* _Exercise prompt_
Of the lines below, count those containing the word "khối". Reply with the number alone.

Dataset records
---------------

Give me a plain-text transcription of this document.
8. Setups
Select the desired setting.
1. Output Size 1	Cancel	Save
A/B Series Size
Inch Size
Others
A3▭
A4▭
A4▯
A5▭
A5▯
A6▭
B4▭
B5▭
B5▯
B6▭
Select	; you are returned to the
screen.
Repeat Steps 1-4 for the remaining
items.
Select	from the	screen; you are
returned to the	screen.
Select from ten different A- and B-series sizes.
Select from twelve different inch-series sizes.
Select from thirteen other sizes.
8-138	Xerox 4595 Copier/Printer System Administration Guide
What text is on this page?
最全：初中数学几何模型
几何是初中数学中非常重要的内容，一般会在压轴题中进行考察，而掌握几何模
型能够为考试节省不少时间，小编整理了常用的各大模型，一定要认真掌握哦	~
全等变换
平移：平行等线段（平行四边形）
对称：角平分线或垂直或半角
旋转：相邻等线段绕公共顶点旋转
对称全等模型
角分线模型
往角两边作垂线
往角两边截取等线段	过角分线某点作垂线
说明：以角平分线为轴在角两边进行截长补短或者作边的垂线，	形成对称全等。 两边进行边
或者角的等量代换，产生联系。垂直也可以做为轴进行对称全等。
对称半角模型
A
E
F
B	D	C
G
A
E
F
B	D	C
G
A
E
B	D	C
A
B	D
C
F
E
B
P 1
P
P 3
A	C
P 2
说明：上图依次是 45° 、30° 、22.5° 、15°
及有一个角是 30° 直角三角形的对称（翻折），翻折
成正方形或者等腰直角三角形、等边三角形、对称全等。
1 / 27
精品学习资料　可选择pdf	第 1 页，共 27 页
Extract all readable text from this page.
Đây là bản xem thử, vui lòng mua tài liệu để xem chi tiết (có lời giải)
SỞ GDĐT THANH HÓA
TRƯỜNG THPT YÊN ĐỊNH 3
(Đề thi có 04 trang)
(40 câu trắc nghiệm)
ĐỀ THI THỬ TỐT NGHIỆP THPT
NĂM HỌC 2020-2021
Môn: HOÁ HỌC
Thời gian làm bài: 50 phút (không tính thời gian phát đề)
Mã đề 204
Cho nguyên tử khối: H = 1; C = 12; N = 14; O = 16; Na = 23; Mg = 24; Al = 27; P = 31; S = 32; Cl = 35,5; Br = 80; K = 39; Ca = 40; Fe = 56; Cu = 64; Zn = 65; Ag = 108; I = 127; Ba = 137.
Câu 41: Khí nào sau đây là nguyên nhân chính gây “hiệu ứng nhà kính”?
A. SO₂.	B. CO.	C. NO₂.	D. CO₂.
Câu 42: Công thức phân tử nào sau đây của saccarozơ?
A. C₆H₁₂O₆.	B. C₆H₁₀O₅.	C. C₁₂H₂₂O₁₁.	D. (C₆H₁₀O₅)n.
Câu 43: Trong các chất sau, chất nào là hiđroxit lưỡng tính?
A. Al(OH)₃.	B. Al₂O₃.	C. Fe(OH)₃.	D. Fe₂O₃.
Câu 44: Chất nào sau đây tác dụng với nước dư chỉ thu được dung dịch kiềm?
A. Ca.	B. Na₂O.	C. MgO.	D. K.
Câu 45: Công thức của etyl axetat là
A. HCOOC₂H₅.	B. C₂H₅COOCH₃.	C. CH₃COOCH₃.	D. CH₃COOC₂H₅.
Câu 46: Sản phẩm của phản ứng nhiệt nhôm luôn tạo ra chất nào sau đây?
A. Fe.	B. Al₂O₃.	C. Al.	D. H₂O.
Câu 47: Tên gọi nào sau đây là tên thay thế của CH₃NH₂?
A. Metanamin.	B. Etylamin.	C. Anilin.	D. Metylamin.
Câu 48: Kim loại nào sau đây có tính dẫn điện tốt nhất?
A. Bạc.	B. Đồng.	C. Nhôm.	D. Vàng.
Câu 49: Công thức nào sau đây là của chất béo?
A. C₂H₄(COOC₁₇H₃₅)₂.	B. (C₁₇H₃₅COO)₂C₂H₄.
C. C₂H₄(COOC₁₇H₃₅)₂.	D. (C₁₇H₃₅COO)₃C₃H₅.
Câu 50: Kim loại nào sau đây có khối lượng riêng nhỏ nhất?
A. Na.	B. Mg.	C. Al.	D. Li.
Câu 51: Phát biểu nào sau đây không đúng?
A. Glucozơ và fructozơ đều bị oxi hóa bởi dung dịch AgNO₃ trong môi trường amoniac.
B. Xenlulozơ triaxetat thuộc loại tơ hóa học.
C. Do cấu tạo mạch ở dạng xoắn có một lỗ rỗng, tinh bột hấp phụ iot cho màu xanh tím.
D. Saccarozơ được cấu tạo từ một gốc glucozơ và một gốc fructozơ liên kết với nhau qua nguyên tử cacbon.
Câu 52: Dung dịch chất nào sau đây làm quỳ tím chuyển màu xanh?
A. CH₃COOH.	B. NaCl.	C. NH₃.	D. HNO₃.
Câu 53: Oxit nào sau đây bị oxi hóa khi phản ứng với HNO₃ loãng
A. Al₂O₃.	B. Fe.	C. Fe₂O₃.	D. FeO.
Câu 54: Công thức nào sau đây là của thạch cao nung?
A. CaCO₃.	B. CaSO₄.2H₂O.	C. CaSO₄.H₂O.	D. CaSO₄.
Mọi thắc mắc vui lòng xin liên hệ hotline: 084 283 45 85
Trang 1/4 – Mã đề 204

---------------

* _Final result_
2